Figure record listings
•••
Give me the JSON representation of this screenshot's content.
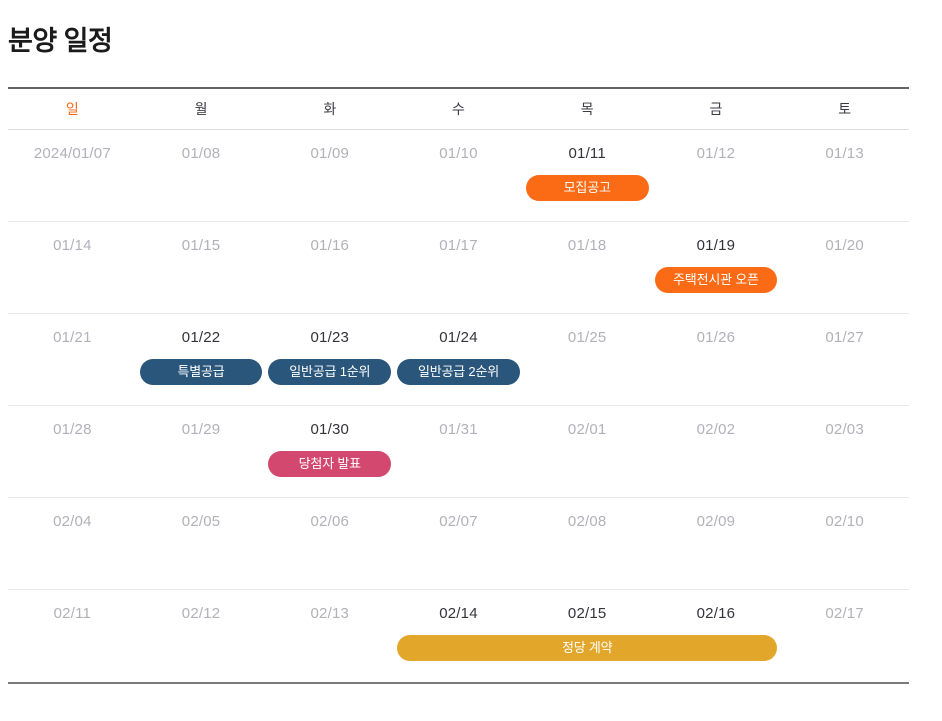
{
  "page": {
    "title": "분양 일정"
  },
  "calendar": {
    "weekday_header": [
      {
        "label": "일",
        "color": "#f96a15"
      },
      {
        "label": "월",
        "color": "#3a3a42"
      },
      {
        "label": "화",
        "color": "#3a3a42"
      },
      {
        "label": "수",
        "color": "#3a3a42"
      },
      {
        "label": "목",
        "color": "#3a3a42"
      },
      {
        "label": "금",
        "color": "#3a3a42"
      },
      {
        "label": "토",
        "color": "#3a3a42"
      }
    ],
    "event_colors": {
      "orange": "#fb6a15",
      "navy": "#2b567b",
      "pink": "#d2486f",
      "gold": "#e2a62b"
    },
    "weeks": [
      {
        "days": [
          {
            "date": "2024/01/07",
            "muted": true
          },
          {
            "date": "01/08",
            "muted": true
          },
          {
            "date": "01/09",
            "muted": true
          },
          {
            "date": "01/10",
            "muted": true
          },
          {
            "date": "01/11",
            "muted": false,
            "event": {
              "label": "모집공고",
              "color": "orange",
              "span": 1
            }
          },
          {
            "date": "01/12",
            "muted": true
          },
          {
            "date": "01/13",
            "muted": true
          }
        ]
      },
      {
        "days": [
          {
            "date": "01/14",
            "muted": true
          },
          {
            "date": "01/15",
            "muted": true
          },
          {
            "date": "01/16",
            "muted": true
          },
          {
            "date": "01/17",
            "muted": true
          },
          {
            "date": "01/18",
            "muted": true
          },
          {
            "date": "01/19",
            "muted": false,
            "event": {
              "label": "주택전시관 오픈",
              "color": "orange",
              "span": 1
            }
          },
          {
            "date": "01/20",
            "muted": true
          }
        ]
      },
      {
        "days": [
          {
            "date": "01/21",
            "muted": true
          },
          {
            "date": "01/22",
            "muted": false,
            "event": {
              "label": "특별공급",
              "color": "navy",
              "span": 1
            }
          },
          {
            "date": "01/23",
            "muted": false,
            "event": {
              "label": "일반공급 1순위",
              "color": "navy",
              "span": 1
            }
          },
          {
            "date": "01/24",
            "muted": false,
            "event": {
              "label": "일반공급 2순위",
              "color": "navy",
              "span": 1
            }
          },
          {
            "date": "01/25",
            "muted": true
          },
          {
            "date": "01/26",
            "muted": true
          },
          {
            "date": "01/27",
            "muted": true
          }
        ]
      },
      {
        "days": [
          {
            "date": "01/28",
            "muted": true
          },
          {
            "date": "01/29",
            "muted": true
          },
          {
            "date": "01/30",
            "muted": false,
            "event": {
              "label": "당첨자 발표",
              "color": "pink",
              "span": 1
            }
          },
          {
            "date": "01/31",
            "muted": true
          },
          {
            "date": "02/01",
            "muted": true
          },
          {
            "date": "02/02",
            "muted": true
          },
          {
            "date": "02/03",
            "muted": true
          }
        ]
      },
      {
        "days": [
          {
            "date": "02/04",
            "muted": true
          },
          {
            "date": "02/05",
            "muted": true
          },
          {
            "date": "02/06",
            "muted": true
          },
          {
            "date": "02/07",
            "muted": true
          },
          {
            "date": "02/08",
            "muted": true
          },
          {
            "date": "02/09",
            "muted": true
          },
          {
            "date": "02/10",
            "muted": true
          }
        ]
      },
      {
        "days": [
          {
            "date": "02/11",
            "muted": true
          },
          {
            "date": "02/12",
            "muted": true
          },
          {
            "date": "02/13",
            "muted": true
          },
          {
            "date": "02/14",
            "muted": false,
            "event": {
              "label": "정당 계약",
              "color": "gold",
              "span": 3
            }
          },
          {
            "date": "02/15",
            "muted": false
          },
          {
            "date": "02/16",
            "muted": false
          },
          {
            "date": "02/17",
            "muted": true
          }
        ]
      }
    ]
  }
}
•••
## [Directions]
All of the entries above should be duplicated exactly, except for the pictures.

## [Solved problem]
Give me the JSON representation of this screenshot's content.
{
  "page": {
    "title": "분양 일정"
  },
  "calendar": {
    "weekday_header": [
      {
        "label": "일",
        "color": "#f96a15"
      },
      {
        "label": "월",
        "color": "#3a3a42"
      },
      {
        "label": "화",
        "color": "#3a3a42"
      },
      {
        "label": "수",
        "color": "#3a3a42"
      },
      {
        "label": "목",
        "color": "#3a3a42"
      },
      {
        "label": "금",
        "color": "#3a3a42"
      },
      {
        "label": "토",
        "color": "#3a3a42"
      }
    ],
    "event_colors": {
      "orange": "#fb6a15",
      "navy": "#2b567b",
      "pink": "#d2486f",
      "gold": "#e2a62b"
    },
    "weeks": [
      {
        "days": [
          {
            "date": "2024/01/07",
            "muted": true
          },
          {
            "date": "01/08",
            "muted": true
          },
          {
            "date": "01/09",
            "muted": true
          },
          {
            "date": "01/10",
            "muted": true
          },
          {
            "date": "01/11",
            "muted": false,
            "event": {
              "label": "모집공고",
              "color": "orange",
              "span": 1
            }
          },
          {
            "date": "01/12",
            "muted": true
          },
          {
            "date": "01/13",
            "muted": true
          }
        ]
      },
      {
        "days": [
          {
            "date": "01/14",
            "muted": true
          },
          {
            "date": "01/15",
            "muted": true
          },
          {
            "date": "01/16",
            "muted": true
          },
          {
            "date": "01/17",
            "muted": true
          },
          {
            "date": "01/18",
            "muted": true
          },
          {
            "date": "01/19",
            "muted": false,
            "event": {
              "label": "주택전시관 오픈",
              "color": "orange",
              "span": 1
            }
          },
          {
            "date": "01/20",
            "muted": true
          }
        ]
      },
      {
        "days": [
          {
            "date": "01/21",
            "muted": true
          },
          {
            "date": "01/22",
            "muted": false,
            "event": {
              "label": "특별공급",
              "color": "navy",
              "span": 1
            }
          },
          {
            "date": "01/23",
            "muted": false,
            "event": {
              "label": "일반공급 1순위",
              "color": "navy",
              "span": 1
            }
          },
          {
            "date": "01/24",
            "muted": false,
            "event": {
              "label": "일반공급 2순위",
              "color": "navy",
              "span": 1
            }
          },
          {
            "date": "01/25",
            "muted": true
          },
          {
            "date": "01/26",
            "muted": true
          },
          {
            "date": "01/27",
            "muted": true
          }
        ]
      },
      {
        "days": [
          {
            "date": "01/28",
            "muted": true
          },
          {
            "date": "01/29",
            "muted": true
          },
          {
            "date": "01/30",
            "muted": false,
            "event": {
              "label": "당첨자 발표",
              "color": "pink",
              "span": 1
            }
          },
          {
            "date": "01/31",
            "muted": true
          },
          {
            "date": "02/01",
            "muted": true
          },
          {
            "date": "02/02",
            "muted": true
          },
          {
            "date": "02/03",
            "muted": true
          }
        ]
      },
      {
        "days": [
          {
            "date": "02/04",
            "muted": true
          },
          {
            "date": "02/05",
            "muted": true
          },
          {
            "date": "02/06",
            "muted": true
          },
          {
            "date": "02/07",
            "muted": true
          },
          {
            "date": "02/08",
            "muted": true
          },
          {
            "date": "02/09",
            "muted": true
          },
          {
            "date": "02/10",
            "muted": true
          }
        ]
      },
      {
        "days": [
          {
            "date": "02/11",
            "muted": true
          },
          {
            "date": "02/12",
            "muted": true
          },
          {
            "date": "02/13",
            "muted": true
          },
          {
            "date": "02/14",
            "muted": false,
            "event": {
              "label": "정당 계약",
              "color": "gold",
              "span": 3
            }
          },
          {
            "date": "02/15",
            "muted": false
          },
          {
            "date": "02/16",
            "muted": false
          },
          {
            "date": "02/17",
            "muted": true
          }
        ]
      }
    ]
  }
}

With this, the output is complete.